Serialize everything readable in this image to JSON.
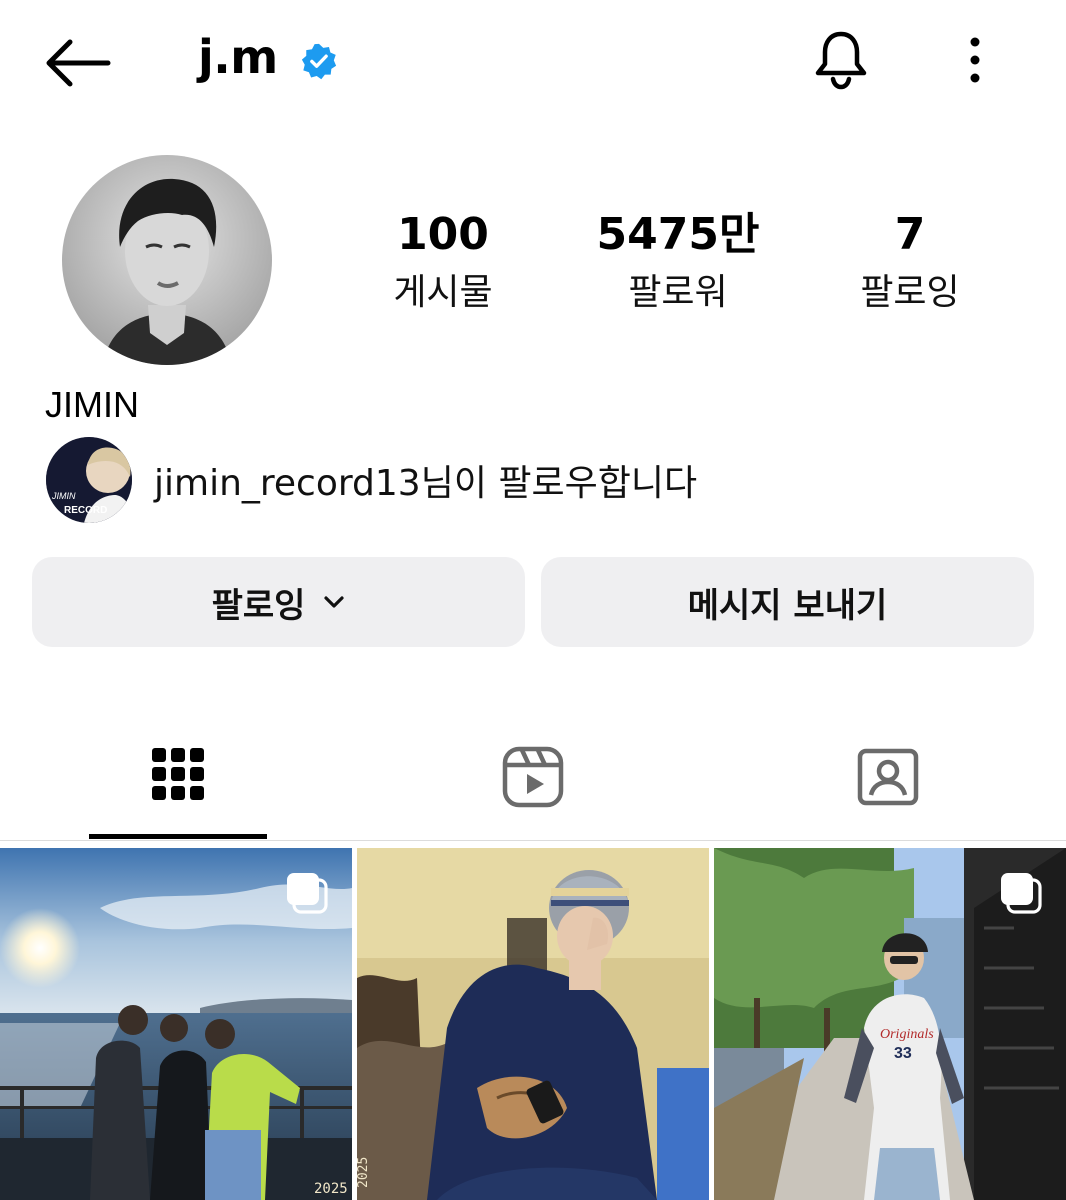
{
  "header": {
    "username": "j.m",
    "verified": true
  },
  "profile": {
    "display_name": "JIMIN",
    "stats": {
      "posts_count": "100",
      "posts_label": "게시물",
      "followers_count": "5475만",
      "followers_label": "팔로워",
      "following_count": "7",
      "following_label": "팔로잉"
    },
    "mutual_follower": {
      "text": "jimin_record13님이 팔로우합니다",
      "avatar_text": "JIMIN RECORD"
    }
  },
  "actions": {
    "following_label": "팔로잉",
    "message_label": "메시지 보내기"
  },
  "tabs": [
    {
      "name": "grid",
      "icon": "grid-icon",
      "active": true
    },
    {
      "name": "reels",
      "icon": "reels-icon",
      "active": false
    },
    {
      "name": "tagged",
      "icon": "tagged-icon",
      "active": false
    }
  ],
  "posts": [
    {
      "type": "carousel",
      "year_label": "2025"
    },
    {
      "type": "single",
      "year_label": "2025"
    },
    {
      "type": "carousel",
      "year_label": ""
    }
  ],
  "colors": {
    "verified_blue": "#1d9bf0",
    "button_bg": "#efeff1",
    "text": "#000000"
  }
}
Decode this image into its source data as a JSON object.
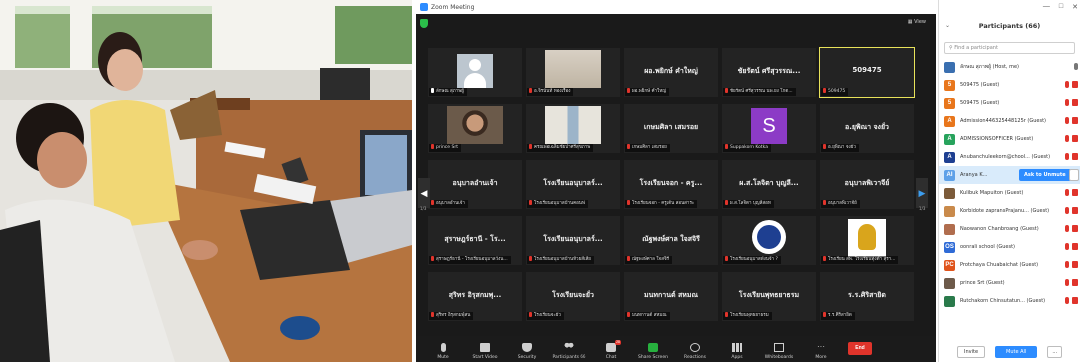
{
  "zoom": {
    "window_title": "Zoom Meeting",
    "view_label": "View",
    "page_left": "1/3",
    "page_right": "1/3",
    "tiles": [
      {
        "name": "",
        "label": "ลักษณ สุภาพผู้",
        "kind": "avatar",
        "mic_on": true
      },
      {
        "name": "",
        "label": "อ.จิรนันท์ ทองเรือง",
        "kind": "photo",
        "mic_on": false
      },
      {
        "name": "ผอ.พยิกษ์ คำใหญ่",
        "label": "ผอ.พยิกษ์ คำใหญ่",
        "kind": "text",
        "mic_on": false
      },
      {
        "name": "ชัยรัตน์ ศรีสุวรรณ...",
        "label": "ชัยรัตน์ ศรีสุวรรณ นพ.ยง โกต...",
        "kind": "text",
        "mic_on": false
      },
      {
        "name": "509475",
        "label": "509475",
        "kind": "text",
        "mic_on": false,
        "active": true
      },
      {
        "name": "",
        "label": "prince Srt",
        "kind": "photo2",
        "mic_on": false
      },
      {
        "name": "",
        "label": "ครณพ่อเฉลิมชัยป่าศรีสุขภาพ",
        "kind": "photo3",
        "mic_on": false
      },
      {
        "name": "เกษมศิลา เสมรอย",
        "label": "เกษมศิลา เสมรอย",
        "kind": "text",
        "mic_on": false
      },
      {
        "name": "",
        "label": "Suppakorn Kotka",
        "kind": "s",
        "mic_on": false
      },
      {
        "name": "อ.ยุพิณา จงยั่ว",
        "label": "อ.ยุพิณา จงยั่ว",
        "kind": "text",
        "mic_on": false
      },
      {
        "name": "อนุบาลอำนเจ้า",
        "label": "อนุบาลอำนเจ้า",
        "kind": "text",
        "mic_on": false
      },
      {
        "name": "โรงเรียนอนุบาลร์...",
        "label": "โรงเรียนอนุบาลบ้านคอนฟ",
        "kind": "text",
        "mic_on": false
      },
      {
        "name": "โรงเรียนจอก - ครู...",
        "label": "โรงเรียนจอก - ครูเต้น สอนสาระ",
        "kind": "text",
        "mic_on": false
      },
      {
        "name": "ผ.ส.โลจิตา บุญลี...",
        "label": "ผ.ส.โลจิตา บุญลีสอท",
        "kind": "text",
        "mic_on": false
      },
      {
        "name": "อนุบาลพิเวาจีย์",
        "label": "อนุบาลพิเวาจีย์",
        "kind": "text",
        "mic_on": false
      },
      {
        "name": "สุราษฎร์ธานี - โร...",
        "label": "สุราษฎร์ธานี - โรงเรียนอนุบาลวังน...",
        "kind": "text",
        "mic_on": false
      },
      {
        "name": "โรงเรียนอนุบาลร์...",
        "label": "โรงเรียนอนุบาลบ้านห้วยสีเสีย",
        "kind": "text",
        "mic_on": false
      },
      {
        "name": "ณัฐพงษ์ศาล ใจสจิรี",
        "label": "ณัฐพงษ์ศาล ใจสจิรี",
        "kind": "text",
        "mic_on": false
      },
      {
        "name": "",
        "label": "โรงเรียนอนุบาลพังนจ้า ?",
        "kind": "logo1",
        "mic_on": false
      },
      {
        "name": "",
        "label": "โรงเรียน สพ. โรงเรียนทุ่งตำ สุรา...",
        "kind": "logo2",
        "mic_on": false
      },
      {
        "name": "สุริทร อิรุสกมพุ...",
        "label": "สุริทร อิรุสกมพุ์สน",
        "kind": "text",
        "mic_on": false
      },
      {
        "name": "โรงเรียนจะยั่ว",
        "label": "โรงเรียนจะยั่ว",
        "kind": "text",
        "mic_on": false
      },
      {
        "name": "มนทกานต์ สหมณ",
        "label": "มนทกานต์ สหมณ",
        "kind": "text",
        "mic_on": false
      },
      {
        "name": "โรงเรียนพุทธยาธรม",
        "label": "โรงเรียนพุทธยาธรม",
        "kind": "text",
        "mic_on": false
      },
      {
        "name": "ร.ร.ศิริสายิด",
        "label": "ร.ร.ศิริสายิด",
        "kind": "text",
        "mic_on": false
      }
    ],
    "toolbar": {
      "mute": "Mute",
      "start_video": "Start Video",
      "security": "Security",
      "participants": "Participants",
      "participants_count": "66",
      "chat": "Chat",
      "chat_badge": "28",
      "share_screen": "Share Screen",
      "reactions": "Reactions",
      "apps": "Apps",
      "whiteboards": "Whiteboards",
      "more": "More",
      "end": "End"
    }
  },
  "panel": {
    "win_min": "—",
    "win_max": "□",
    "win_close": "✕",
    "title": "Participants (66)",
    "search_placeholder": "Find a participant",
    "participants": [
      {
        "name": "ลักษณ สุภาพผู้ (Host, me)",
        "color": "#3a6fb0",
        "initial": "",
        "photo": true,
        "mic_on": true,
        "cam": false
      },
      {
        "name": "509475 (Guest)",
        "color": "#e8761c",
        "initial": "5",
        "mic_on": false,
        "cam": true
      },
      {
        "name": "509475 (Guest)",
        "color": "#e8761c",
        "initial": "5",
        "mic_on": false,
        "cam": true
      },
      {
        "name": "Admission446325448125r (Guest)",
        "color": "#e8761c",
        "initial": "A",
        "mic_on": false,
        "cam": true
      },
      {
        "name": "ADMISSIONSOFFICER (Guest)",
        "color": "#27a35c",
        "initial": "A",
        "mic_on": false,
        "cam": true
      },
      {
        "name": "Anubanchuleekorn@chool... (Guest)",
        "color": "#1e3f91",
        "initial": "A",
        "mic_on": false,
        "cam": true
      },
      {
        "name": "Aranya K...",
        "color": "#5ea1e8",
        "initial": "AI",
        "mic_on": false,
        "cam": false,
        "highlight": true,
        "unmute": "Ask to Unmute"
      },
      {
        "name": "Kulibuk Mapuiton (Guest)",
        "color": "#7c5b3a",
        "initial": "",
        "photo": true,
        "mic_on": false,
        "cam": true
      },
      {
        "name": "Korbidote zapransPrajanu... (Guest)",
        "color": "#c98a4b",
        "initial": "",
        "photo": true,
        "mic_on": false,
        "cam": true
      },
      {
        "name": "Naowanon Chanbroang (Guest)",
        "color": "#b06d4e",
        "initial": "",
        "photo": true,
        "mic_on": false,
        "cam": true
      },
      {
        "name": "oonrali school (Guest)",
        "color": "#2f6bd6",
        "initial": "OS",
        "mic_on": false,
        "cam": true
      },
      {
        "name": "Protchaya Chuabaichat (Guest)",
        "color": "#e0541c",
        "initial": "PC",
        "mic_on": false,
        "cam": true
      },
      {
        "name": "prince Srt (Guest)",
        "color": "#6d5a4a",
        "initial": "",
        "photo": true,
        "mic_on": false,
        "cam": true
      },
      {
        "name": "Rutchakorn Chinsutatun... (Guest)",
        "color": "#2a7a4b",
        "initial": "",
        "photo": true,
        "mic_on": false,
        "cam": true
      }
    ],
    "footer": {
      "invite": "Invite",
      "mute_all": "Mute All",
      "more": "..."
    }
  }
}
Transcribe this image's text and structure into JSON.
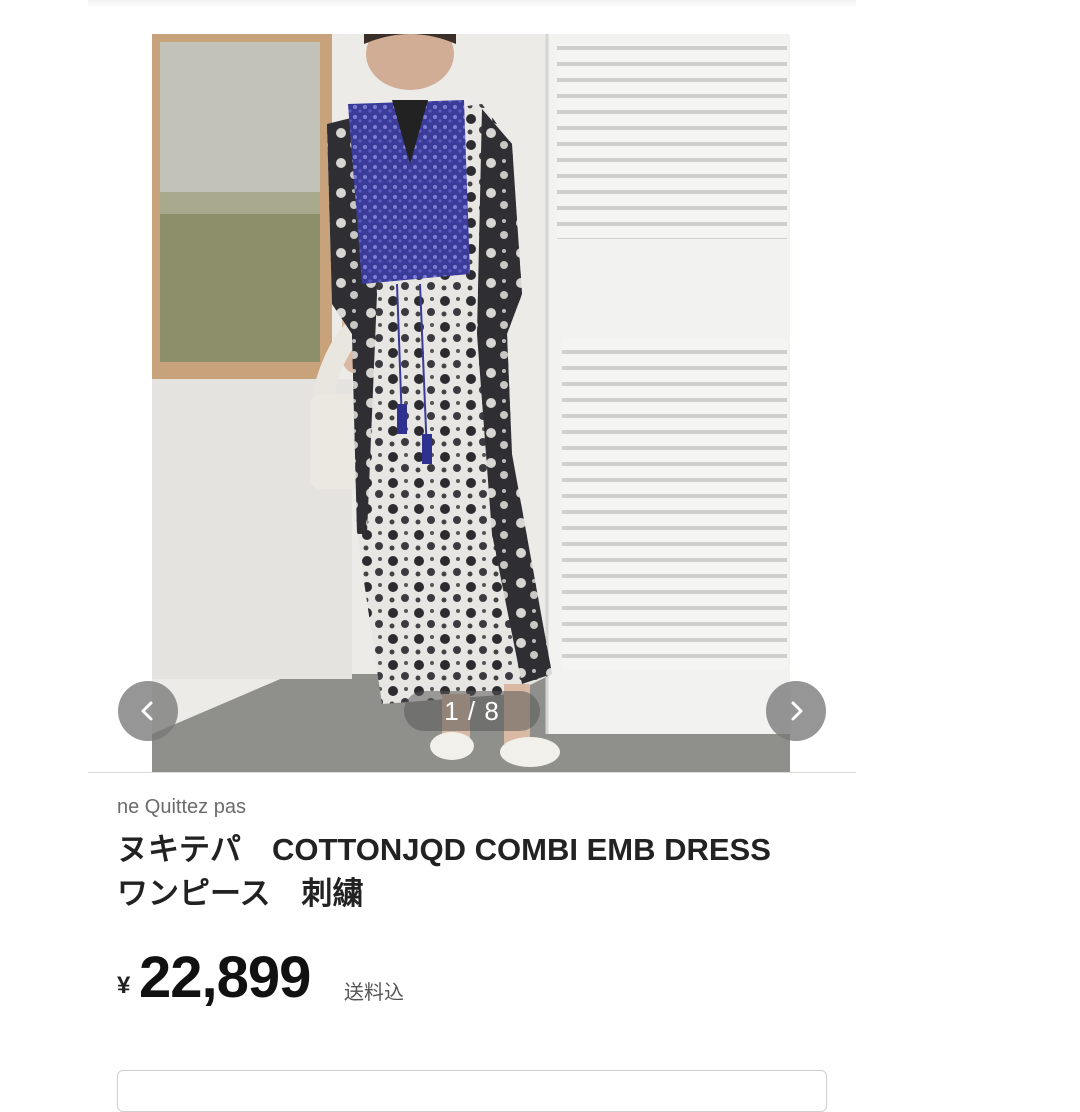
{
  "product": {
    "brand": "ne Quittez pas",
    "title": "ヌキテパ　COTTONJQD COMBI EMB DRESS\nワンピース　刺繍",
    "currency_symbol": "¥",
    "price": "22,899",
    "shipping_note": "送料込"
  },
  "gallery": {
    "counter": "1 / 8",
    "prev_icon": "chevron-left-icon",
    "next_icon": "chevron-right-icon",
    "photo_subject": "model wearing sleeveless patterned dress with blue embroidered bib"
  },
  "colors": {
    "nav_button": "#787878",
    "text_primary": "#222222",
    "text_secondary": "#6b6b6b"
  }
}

━━━━━━━━━━━━━━━━━━━━━━━━━━━━━━

:: WRITTEN REQUEST ::
Retype verbatim only the lines beginning with the line that contains "Transcribe this image's" and ending with the last line of the listing above; pictures are to be excluded.

:: ANSWER TO THE EXERCISE ::
Transcribe this image's text and structure into JSON.
{
  "product": {
    "brand": "ne Quittez pas",
    "title": "ヌキテパ　COTTONJQD COMBI EMB DRESS\nワンピース　刺繍",
    "currency_symbol": "¥",
    "price": "22,899",
    "shipping_note": "送料込"
  },
  "gallery": {
    "counter": "1 / 8",
    "prev_icon": "chevron-left-icon",
    "next_icon": "chevron-right-icon",
    "photo_subject": "model wearing sleeveless patterned dress with blue embroidered bib"
  },
  "colors": {
    "nav_button": "#787878",
    "text_primary": "#222222",
    "text_secondary": "#6b6b6b"
  }
}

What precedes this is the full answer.